** Start **

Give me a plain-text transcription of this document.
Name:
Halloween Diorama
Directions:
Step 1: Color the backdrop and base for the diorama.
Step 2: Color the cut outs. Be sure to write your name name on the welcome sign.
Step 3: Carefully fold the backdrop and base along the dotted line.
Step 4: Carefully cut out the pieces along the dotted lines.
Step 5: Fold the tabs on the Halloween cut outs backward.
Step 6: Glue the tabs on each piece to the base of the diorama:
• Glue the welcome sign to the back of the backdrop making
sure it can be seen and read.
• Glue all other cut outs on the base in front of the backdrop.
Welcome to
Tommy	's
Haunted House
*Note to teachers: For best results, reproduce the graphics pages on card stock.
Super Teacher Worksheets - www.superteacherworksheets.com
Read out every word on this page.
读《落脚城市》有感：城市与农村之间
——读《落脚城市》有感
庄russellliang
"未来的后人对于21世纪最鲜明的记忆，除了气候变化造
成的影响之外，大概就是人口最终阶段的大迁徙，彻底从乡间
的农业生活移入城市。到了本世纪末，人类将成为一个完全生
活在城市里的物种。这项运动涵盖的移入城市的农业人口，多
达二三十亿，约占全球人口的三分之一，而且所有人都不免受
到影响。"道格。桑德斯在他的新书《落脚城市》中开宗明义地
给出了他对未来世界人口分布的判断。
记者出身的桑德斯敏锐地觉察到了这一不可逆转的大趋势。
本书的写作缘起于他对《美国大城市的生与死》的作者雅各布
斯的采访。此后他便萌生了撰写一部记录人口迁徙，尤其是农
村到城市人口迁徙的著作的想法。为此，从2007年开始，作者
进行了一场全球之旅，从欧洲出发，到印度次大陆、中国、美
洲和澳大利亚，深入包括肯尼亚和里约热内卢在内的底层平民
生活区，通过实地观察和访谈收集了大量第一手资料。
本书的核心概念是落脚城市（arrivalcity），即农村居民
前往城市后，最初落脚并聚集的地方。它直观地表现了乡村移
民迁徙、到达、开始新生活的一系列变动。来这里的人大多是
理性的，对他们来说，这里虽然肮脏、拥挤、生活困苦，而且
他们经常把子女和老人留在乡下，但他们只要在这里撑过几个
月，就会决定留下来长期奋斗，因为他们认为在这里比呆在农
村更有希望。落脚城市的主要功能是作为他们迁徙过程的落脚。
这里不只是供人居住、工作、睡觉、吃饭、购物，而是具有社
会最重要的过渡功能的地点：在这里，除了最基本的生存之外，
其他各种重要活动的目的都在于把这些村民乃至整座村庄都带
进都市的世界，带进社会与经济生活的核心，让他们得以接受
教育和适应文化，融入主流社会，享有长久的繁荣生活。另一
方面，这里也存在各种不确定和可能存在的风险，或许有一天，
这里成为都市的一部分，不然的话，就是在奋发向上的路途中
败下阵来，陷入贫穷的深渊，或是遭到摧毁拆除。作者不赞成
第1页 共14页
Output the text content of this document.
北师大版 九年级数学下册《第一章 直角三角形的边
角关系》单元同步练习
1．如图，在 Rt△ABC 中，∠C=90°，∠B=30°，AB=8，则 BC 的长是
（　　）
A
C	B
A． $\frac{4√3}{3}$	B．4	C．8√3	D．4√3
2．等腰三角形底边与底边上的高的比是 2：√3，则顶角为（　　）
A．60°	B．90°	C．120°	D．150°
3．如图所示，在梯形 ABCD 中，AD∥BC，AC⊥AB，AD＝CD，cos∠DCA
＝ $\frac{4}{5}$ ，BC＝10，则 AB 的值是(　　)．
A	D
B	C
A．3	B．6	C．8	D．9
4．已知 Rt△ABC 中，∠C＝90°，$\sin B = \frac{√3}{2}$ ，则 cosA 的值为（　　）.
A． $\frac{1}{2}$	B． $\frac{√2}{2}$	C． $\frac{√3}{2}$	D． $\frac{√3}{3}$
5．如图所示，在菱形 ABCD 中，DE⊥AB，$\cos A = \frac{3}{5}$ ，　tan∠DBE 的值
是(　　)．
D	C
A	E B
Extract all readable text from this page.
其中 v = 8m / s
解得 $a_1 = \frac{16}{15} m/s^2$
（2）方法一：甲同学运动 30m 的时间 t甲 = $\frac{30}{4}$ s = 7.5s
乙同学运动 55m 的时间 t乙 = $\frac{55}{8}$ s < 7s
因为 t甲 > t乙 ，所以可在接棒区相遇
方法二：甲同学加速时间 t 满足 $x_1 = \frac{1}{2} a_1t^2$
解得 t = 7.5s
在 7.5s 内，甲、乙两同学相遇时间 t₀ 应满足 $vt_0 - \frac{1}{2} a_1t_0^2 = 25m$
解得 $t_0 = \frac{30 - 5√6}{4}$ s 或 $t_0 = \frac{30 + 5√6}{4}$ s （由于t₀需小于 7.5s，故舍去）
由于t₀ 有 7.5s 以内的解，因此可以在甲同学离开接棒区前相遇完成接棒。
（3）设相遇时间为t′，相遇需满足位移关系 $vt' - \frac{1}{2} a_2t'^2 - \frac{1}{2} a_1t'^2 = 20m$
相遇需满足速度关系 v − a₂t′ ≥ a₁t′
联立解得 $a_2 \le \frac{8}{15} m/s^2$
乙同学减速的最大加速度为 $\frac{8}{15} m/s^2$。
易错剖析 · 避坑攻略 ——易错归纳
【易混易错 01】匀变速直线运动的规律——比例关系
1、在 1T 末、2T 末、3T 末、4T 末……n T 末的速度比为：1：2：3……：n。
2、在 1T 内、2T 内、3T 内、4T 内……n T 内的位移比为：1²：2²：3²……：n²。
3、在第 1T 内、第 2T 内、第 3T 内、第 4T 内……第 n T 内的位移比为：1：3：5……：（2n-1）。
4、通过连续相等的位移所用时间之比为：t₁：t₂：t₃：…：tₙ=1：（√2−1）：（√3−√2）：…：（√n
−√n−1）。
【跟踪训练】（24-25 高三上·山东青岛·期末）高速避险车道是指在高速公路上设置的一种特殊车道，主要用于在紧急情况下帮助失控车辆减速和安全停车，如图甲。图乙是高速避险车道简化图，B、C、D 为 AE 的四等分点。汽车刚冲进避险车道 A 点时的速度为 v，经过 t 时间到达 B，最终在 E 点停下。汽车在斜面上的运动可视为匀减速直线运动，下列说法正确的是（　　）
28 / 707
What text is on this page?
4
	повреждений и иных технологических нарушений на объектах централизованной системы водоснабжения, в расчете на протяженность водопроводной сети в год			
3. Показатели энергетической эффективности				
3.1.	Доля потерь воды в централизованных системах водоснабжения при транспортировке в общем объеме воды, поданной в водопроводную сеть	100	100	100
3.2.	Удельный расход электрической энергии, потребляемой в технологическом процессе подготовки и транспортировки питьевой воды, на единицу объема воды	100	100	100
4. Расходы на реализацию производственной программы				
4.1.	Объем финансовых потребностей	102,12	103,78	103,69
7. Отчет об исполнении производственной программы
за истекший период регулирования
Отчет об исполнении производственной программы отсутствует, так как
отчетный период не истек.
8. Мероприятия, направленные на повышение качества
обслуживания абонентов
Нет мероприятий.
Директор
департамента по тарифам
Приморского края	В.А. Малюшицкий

** End **

INSTRUCTIONS TO FOLLOW -
Take the material above and return all of it exactly.

EXERCISE SOLUTION -
Give me a plain-text transcription of this document.
Name:
Halloween Diorama
Directions:
Step 1: Color the backdrop and base for the diorama.
Step 2: Color the cut outs. Be sure to write your name name on the welcome sign.
Step 3: Carefully fold the backdrop and base along the dotted line.
Step 4: Carefully cut out the pieces along the dotted lines.
Step 5: Fold the tabs on the Halloween cut outs backward.
Step 6: Glue the tabs on each piece to the base of the diorama:
• Glue the welcome sign to the back of the backdrop making
sure it can be seen and read.
• Glue all other cut outs on the base in front of the backdrop.
Welcome to
Tommy	's
Haunted House
*Note to teachers: For best results, reproduce the graphics pages on card stock.
Super Teacher Worksheets - www.superteacherworksheets.com
Read out every word on this page.
读《落脚城市》有感：城市与农村之间
——读《落脚城市》有感
庄russellliang
"未来的后人对于21世纪最鲜明的记忆，除了气候变化造
成的影响之外，大概就是人口最终阶段的大迁徙，彻底从乡间
的农业生活移入城市。到了本世纪末，人类将成为一个完全生
活在城市里的物种。这项运动涵盖的移入城市的农业人口，多
达二三十亿，约占全球人口的三分之一，而且所有人都不免受
到影响。"道格。桑德斯在他的新书《落脚城市》中开宗明义地
给出了他对未来世界人口分布的判断。
记者出身的桑德斯敏锐地觉察到了这一不可逆转的大趋势。
本书的写作缘起于他对《美国大城市的生与死》的作者雅各布
斯的采访。此后他便萌生了撰写一部记录人口迁徙，尤其是农
村到城市人口迁徙的著作的想法。为此，从2007年开始，作者
进行了一场全球之旅，从欧洲出发，到印度次大陆、中国、美
洲和澳大利亚，深入包括肯尼亚和里约热内卢在内的底层平民
生活区，通过实地观察和访谈收集了大量第一手资料。
本书的核心概念是落脚城市（arrivalcity），即农村居民
前往城市后，最初落脚并聚集的地方。它直观地表现了乡村移
民迁徙、到达、开始新生活的一系列变动。来这里的人大多是
理性的，对他们来说，这里虽然肮脏、拥挤、生活困苦，而且
他们经常把子女和老人留在乡下，但他们只要在这里撑过几个
月，就会决定留下来长期奋斗，因为他们认为在这里比呆在农
村更有希望。落脚城市的主要功能是作为他们迁徙过程的落脚。
这里不只是供人居住、工作、睡觉、吃饭、购物，而是具有社
会最重要的过渡功能的地点：在这里，除了最基本的生存之外，
其他各种重要活动的目的都在于把这些村民乃至整座村庄都带
进都市的世界，带进社会与经济生活的核心，让他们得以接受
教育和适应文化，融入主流社会，享有长久的繁荣生活。另一
方面，这里也存在各种不确定和可能存在的风险，或许有一天，
这里成为都市的一部分，不然的话，就是在奋发向上的路途中
败下阵来，陷入贫穷的深渊，或是遭到摧毁拆除。作者不赞成
第1页 共14页
Output the text content of this document.
北师大版 九年级数学下册《第一章 直角三角形的边
角关系》单元同步练习
1．如图，在 Rt△ABC 中，∠C=90°，∠B=30°，AB=8，则 BC 的长是
（　　）
A
C	B
A． $\frac{4√3}{3}$	B．4	C．8√3	D．4√3
2．等腰三角形底边与底边上的高的比是 2：√3，则顶角为（　　）
A．60°	B．90°	C．120°	D．150°
3．如图所示，在梯形 ABCD 中，AD∥BC，AC⊥AB，AD＝CD，cos∠DCA
＝ $\frac{4}{5}$ ，BC＝10，则 AB 的值是(　　)．
A	D
B	C
A．3	B．6	C．8	D．9
4．已知 Rt△ABC 中，∠C＝90°，$\sin B = \frac{√3}{2}$ ，则 cosA 的值为（　　）.
A． $\frac{1}{2}$	B． $\frac{√2}{2}$	C． $\frac{√3}{2}$	D． $\frac{√3}{3}$
5．如图所示，在菱形 ABCD 中，DE⊥AB，$\cos A = \frac{3}{5}$ ，　tan∠DBE 的值
是(　　)．
D	C
A	E B
Extract all readable text from this page.
其中 v = 8m / s
解得 $a_1 = \frac{16}{15} m/s^2$
（2）方法一：甲同学运动 30m 的时间 t甲 = $\frac{30}{4}$ s = 7.5s
乙同学运动 55m 的时间 t乙 = $\frac{55}{8}$ s < 7s
因为 t甲 > t乙 ，所以可在接棒区相遇
方法二：甲同学加速时间 t 满足 $x_1 = \frac{1}{2} a_1t^2$
解得 t = 7.5s
在 7.5s 内，甲、乙两同学相遇时间 t₀ 应满足 $vt_0 - \frac{1}{2} a_1t_0^2 = 25m$
解得 $t_0 = \frac{30 - 5√6}{4}$ s 或 $t_0 = \frac{30 + 5√6}{4}$ s （由于t₀需小于 7.5s，故舍去）
由于t₀ 有 7.5s 以内的解，因此可以在甲同学离开接棒区前相遇完成接棒。
（3）设相遇时间为t′，相遇需满足位移关系 $vt' - \frac{1}{2} a_2t'^2 - \frac{1}{2} a_1t'^2 = 20m$
相遇需满足速度关系 v − a₂t′ ≥ a₁t′
联立解得 $a_2 \le \frac{8}{15} m/s^2$
乙同学减速的最大加速度为 $\frac{8}{15} m/s^2$。
易错剖析 · 避坑攻略 ——易错归纳
【易混易错 01】匀变速直线运动的规律——比例关系
1、在 1T 末、2T 末、3T 末、4T 末……n T 末的速度比为：1：2：3……：n。
2、在 1T 内、2T 内、3T 内、4T 内……n T 内的位移比为：1²：2²：3²……：n²。
3、在第 1T 内、第 2T 内、第 3T 内、第 4T 内……第 n T 内的位移比为：1：3：5……：（2n-1）。
4、通过连续相等的位移所用时间之比为：t₁：t₂：t₃：…：tₙ=1：（√2−1）：（√3−√2）：…：（√n
−√n−1）。
【跟踪训练】（24-25 高三上·山东青岛·期末）高速避险车道是指在高速公路上设置的一种特殊车道，主要用于在紧急情况下帮助失控车辆减速和安全停车，如图甲。图乙是高速避险车道简化图，B、C、D 为 AE 的四等分点。汽车刚冲进避险车道 A 点时的速度为 v，经过 t 时间到达 B，最终在 E 点停下。汽车在斜面上的运动可视为匀减速直线运动，下列说法正确的是（　　）
28 / 707
What text is on this page?
4
	повреждений и иных технологических нарушений на объектах централизованной системы водоснабжения, в расчете на протяженность водопроводной сети в год			
3. Показатели энергетической эффективности				
3.1.	Доля потерь воды в централизованных системах водоснабжения при транспортировке в общем объеме воды, поданной в водопроводную сеть	100	100	100
3.2.	Удельный расход электрической энергии, потребляемой в технологическом процессе подготовки и транспортировки питьевой воды, на единицу объема воды	100	100	100
4. Расходы на реализацию производственной программы				
4.1.	Объем финансовых потребностей	102,12	103,78	103,69
7. Отчет об исполнении производственной программы
за истекший период регулирования
Отчет об исполнении производственной программы отсутствует, так как
отчетный период не истек.
8. Мероприятия, направленные на повышение качества
обслуживания абонентов
Нет мероприятий.
Директор
департамента по тарифам
Приморского края	В.А. Малюшицкий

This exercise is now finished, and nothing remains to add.